▶ DATASET ENTRIES:
========================

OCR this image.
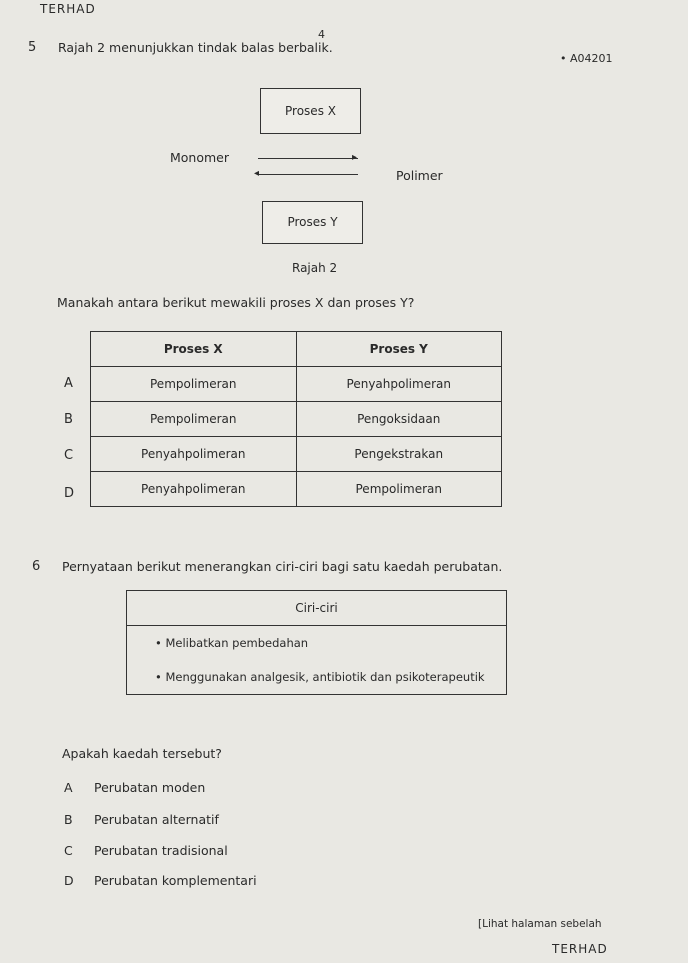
TERHAD
4
• A04201
5 Rajah 2 menunjukkan tindak balas berbalik.
Proses X
Monomer	▸
◂	Polimer
Proses Y
Rajah 2
Manakah antara berikut mewakili proses X dan proses Y?
Proses X	Proses Y
Pempolimeran	Penyahpolimeran
Pempolimeran	Pengoksidaan
Penyahpolimeran	Pengekstrakan
Penyahpolimeran	Pempolimeran
A
B
C
D
6 Pernyataan berikut menerangkan ciri-ciri bagi satu kaedah perubatan.
Ciri-ciri
• Melibatkan pembedahan
• Menggunakan analgesik, antibiotik dan psikoterapeutik
Apakah kaedah tersebut?
A Perubatan moden
B Perubatan alternatif
C Perubatan tradisional
D Perubatan komplementari
[Lihat halaman sebelah
TERHAD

========================

▶ WORK INSTRUCTIONS:
Copy the entries above faithfully and omit every image.

▶ RESULT FOR THIS TASK:
OCR this image.
TERHAD
4
• A04201
5 Rajah 2 menunjukkan tindak balas berbalik.
Proses X
Monomer	▸
◂	Polimer
Proses Y
Rajah 2
Manakah antara berikut mewakili proses X dan proses Y?
Proses X	Proses Y
Pempolimeran	Penyahpolimeran
Pempolimeran	Pengoksidaan
Penyahpolimeran	Pengekstrakan
Penyahpolimeran	Pempolimeran
A
B
C
D
6 Pernyataan berikut menerangkan ciri-ciri bagi satu kaedah perubatan.
Ciri-ciri
• Melibatkan pembedahan
• Menggunakan analgesik, antibiotik dan psikoterapeutik
Apakah kaedah tersebut?
A Perubatan moden
B Perubatan alternatif
C Perubatan tradisional
D Perubatan komplementari
[Lihat halaman sebelah
TERHAD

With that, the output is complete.